**WORK INSTRUCTIONS:** List each line of the data that holds the string "image", please.

(Dataset items)
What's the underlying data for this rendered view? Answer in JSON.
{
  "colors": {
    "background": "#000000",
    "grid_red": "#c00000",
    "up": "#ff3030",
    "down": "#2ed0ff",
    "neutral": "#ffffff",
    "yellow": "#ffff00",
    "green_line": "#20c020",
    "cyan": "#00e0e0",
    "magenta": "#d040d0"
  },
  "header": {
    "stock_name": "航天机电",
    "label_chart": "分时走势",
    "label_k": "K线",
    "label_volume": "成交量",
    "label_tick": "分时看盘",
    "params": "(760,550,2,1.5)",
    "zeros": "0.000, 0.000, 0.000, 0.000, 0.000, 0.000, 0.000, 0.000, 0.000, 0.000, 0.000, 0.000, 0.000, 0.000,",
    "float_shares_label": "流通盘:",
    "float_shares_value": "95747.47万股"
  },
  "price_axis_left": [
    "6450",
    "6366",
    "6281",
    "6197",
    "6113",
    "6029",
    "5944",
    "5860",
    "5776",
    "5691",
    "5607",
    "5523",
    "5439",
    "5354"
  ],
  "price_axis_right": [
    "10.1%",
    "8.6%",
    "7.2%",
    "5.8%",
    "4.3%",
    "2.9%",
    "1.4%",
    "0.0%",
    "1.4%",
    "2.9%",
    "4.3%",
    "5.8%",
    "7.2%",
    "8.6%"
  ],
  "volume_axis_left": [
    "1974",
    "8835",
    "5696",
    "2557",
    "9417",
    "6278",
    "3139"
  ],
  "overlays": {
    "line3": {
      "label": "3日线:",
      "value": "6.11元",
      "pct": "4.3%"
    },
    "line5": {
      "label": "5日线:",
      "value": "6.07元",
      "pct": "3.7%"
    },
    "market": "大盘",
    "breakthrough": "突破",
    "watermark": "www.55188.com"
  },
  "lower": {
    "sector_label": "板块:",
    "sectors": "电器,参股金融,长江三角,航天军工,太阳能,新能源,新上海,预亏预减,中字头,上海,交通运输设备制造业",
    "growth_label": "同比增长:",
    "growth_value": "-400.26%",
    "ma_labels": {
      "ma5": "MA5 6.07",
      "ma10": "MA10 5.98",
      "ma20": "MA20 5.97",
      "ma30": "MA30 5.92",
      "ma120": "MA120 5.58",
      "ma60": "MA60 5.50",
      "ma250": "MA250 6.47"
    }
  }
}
==
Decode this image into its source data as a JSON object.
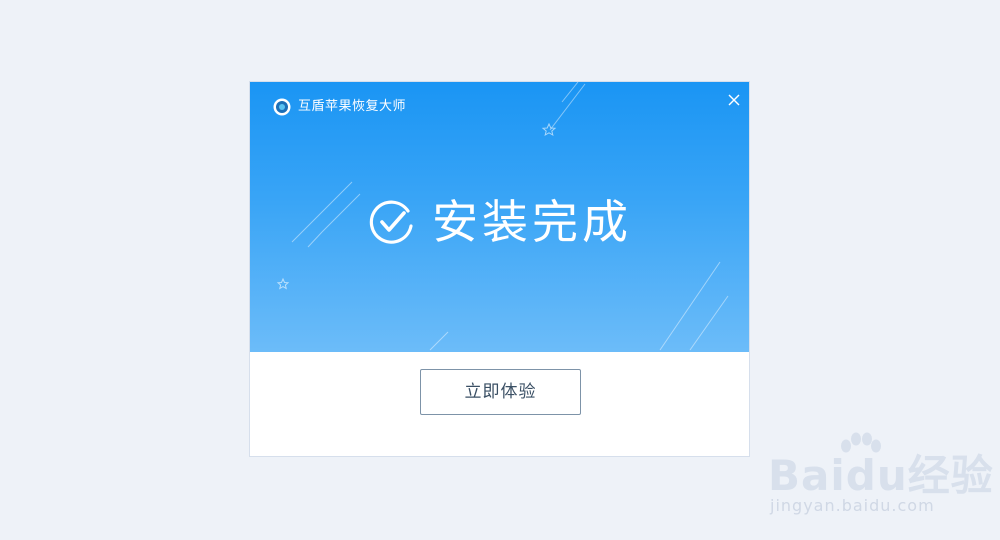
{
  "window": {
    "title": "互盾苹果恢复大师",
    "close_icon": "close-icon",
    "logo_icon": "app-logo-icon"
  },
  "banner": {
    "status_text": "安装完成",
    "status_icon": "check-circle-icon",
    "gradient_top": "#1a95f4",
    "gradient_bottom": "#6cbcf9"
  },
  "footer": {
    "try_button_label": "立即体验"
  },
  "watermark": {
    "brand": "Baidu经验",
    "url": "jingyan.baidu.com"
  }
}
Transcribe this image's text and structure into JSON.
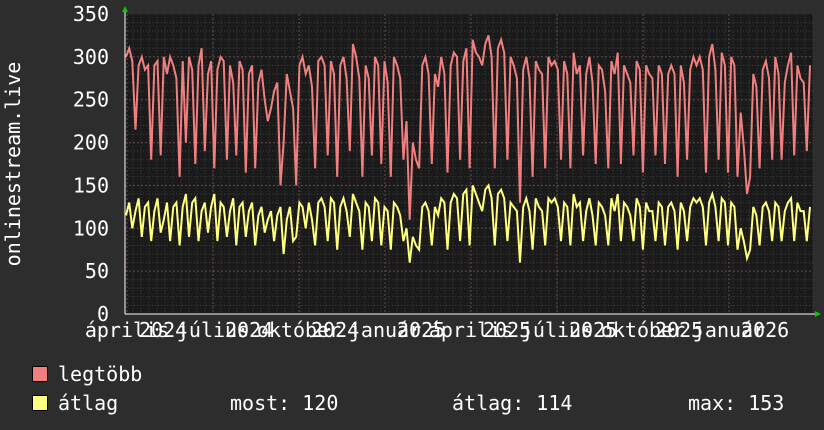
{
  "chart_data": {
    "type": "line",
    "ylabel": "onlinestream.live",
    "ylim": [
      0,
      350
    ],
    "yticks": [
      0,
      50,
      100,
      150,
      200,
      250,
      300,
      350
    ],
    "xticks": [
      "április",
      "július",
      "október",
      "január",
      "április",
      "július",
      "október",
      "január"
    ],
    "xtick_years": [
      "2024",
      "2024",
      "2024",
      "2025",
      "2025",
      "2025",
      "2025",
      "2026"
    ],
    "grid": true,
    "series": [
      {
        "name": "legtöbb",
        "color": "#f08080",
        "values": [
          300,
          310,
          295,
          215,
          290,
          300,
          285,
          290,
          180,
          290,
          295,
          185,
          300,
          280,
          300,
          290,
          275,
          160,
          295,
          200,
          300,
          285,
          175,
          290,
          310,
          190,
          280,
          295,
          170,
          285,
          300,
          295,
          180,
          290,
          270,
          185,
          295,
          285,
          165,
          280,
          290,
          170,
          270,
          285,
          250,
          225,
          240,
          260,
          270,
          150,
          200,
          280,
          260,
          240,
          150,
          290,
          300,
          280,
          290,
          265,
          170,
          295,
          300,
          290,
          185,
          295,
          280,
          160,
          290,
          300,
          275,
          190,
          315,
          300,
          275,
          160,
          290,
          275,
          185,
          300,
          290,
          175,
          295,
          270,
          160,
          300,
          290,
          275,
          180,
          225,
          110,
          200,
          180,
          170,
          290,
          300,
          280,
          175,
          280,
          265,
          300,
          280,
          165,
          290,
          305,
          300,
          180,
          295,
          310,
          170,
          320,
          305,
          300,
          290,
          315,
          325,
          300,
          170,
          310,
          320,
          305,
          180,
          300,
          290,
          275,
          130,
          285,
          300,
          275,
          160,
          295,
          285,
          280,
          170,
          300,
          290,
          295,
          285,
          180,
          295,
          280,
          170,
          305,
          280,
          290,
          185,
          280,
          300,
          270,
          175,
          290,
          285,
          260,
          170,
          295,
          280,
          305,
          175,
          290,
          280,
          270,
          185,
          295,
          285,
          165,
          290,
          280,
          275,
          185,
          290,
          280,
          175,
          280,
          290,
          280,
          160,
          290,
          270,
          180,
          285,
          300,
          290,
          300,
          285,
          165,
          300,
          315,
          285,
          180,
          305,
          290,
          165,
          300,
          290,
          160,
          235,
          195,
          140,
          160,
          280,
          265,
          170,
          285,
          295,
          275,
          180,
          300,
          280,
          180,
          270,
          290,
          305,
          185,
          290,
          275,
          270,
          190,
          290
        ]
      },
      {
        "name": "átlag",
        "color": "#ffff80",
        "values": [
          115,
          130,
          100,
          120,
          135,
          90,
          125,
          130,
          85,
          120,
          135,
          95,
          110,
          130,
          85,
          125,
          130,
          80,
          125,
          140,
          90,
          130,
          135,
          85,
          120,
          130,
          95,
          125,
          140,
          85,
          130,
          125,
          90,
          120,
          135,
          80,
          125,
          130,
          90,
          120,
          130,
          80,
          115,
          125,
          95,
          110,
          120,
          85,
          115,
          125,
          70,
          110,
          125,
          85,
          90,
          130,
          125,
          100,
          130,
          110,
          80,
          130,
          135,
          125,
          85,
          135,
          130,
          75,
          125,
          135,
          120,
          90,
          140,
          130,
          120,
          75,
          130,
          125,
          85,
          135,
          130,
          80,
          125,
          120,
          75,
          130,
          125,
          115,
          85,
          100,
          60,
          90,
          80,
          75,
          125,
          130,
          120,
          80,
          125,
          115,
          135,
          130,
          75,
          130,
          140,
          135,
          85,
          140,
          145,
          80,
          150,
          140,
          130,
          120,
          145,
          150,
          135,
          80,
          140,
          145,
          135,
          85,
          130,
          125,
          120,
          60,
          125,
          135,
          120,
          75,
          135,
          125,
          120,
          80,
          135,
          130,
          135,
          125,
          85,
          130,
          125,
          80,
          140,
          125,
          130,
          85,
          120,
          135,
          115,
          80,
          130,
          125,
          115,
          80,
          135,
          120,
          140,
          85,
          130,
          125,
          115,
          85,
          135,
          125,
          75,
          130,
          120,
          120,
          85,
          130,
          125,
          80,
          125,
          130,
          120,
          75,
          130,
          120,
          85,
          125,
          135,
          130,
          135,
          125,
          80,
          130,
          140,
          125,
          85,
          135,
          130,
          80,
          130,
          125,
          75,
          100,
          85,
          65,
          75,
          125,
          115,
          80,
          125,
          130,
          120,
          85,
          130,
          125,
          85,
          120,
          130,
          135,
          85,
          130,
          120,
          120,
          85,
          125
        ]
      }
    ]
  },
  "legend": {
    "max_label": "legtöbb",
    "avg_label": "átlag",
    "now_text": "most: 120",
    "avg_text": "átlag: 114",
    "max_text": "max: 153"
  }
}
==
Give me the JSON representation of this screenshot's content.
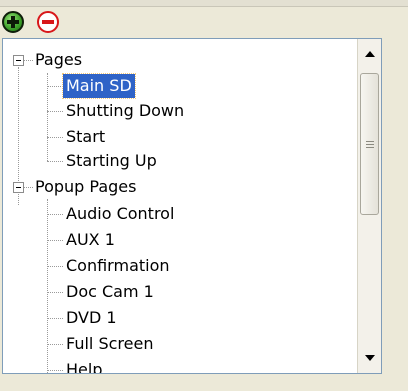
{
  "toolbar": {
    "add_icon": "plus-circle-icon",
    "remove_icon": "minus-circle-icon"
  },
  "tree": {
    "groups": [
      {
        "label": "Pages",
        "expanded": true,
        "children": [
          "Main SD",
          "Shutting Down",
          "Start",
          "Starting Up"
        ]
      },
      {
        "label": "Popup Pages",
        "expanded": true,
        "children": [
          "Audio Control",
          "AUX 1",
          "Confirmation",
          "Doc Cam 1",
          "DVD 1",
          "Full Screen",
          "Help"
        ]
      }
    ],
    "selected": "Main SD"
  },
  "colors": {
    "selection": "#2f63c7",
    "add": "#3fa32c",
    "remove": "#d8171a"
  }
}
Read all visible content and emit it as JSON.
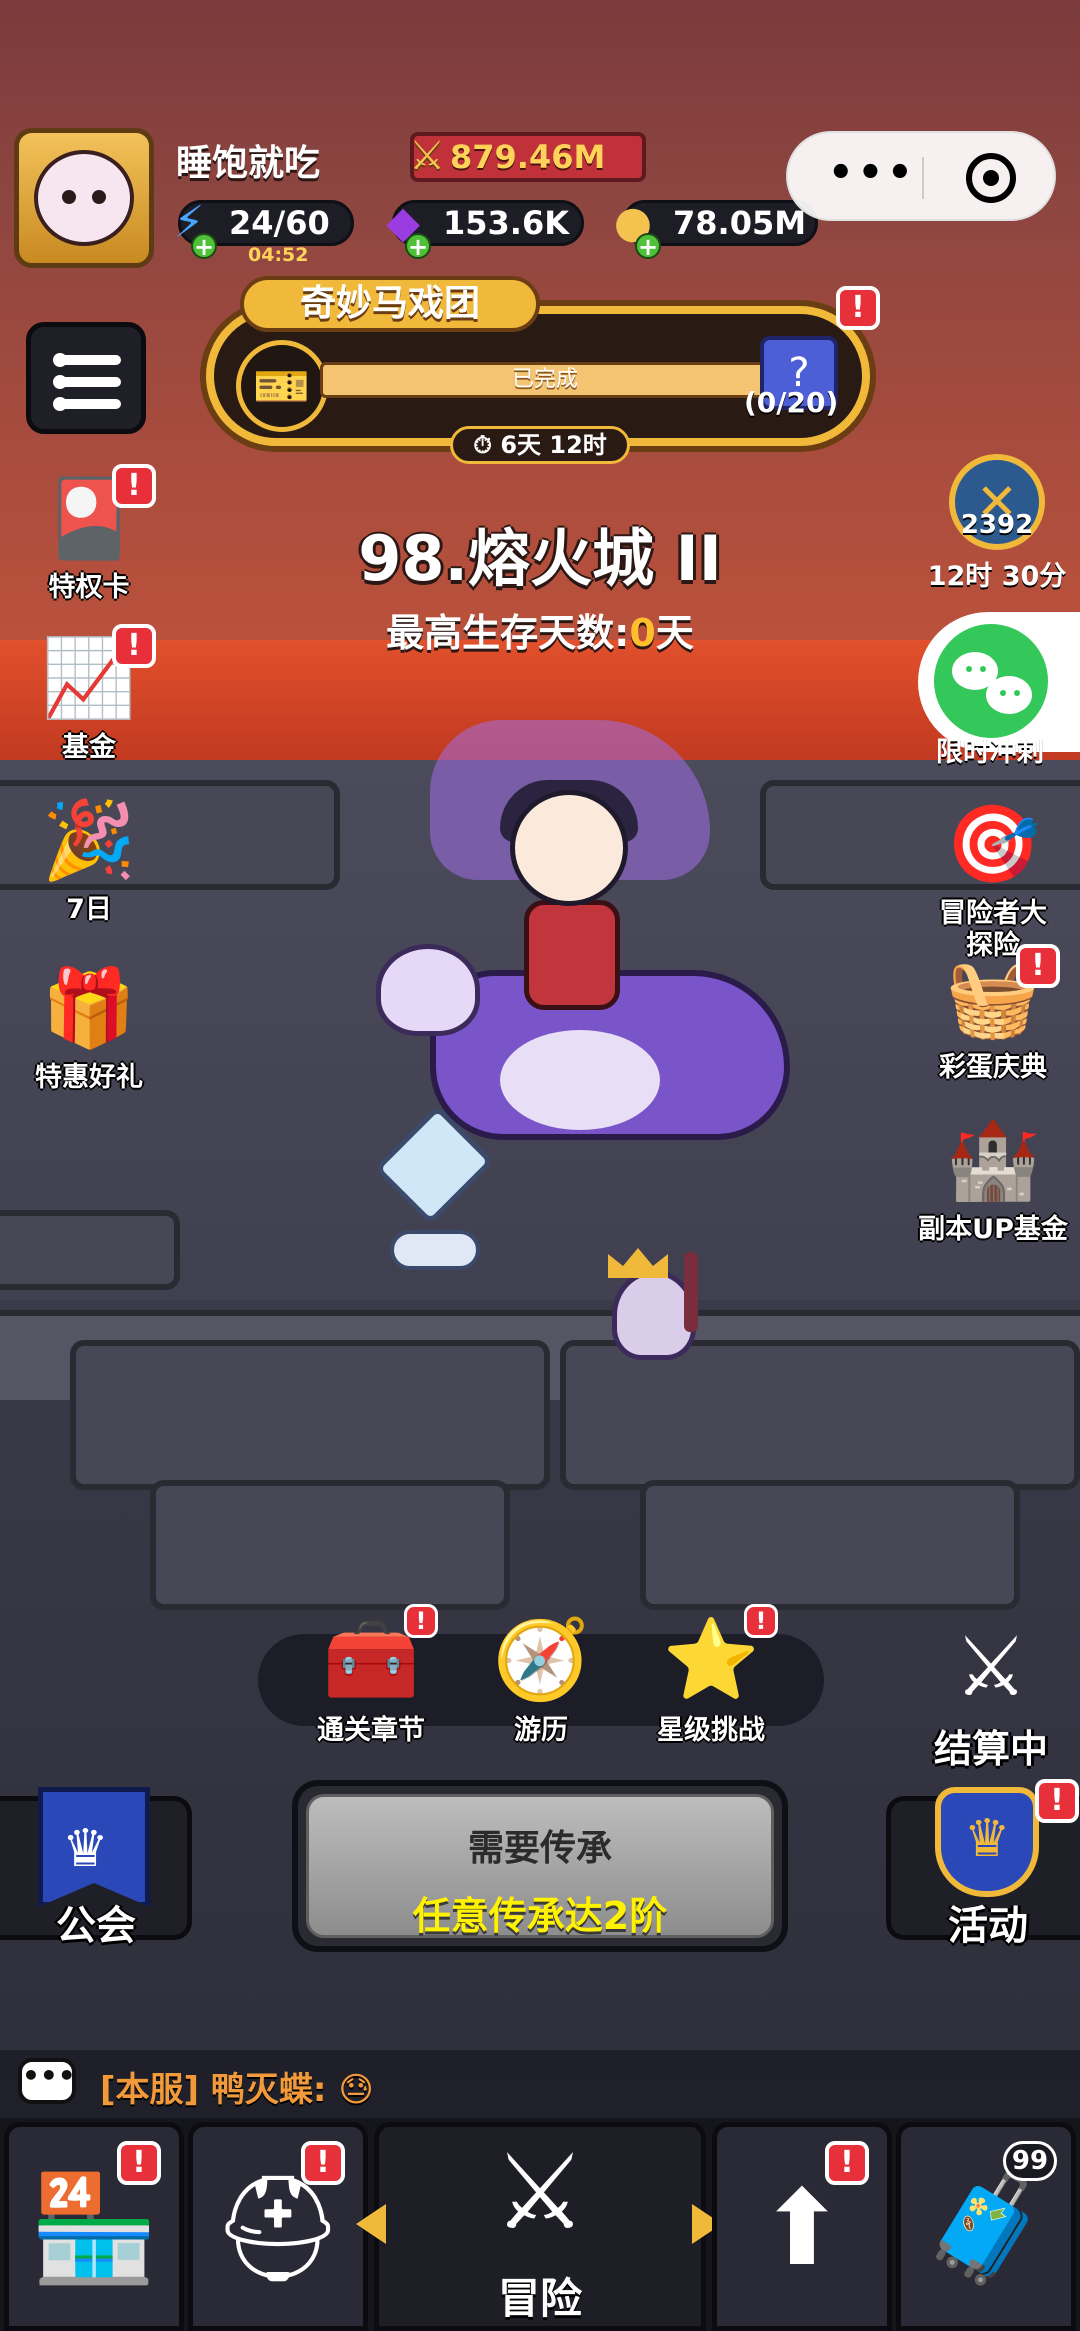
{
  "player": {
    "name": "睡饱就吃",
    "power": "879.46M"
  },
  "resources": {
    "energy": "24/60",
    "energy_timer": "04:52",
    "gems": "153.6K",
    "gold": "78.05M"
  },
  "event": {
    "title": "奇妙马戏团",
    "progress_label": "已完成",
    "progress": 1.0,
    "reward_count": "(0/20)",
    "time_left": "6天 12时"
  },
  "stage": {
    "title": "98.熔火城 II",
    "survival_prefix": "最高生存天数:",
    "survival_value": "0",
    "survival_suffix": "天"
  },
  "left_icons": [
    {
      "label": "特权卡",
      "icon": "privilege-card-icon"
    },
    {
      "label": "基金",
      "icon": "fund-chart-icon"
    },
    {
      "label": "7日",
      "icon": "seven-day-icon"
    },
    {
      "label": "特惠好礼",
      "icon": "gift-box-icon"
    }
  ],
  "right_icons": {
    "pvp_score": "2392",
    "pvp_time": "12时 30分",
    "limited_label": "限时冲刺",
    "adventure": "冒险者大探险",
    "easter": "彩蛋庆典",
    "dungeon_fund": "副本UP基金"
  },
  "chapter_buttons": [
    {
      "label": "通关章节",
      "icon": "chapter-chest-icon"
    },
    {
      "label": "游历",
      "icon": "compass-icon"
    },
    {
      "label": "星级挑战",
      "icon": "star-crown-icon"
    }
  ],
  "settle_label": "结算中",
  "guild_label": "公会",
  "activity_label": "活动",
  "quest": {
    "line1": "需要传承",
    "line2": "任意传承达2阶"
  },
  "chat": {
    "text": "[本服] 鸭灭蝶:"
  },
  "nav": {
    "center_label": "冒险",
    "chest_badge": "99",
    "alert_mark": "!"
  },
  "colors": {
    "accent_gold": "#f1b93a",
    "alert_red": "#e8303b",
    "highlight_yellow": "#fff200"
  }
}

**RESPONSE TO THE TASK:**
Decode this image into its source data as a JSON object.
Transcribe this image's text and structure into JSON.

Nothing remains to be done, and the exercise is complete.